What you are asked to do —
Where a line in the listing contains the string "Plan", copy that line out.

The input —
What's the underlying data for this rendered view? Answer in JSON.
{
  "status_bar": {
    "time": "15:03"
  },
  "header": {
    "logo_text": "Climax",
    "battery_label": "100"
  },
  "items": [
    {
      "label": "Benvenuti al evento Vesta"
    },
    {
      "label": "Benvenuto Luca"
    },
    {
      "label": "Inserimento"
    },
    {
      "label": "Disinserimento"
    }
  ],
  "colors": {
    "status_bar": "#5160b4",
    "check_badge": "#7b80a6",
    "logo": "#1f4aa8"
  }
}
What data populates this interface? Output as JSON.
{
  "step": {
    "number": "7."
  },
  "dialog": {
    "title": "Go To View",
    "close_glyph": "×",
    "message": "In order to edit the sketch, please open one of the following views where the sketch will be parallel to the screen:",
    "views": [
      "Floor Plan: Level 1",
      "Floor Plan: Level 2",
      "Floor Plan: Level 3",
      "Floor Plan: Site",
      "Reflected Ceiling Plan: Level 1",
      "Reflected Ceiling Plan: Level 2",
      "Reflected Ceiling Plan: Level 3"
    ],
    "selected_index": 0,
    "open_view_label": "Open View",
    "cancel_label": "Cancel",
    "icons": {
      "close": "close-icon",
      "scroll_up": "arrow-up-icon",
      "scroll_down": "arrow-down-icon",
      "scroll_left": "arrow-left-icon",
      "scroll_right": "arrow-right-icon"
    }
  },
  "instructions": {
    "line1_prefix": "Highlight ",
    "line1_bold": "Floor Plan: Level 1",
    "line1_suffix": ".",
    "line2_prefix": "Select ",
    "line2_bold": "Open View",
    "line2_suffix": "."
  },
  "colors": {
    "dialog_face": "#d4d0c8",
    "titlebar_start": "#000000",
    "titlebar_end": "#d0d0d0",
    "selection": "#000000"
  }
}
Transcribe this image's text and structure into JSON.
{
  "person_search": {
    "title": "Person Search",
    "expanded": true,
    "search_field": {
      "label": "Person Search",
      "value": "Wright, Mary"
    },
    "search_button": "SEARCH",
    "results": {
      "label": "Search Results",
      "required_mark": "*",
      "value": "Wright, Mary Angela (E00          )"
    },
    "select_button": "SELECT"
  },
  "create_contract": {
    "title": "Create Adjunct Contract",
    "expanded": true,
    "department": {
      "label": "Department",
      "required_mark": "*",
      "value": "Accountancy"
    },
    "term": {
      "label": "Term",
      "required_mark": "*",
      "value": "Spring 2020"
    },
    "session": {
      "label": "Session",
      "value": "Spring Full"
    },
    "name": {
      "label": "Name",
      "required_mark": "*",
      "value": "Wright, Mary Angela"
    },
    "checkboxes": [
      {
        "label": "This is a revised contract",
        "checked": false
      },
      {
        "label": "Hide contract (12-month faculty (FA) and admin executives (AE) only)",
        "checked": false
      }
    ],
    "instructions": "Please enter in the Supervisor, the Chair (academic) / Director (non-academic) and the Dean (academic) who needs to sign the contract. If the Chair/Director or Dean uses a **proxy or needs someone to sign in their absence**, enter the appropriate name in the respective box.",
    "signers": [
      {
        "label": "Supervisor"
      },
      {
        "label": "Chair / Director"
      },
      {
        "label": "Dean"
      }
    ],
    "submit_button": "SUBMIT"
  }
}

Solved exercise —
      "Floor Plan: Level 1",
      "Floor Plan: Level 2",
      "Floor Plan: Level 3",
      "Floor Plan: Site",
      "Reflected Ceiling Plan: Level 1",
      "Reflected Ceiling Plan: Level 2",
      "Reflected Ceiling Plan: Level 3"
    "line1_bold": "Floor Plan: Level 1",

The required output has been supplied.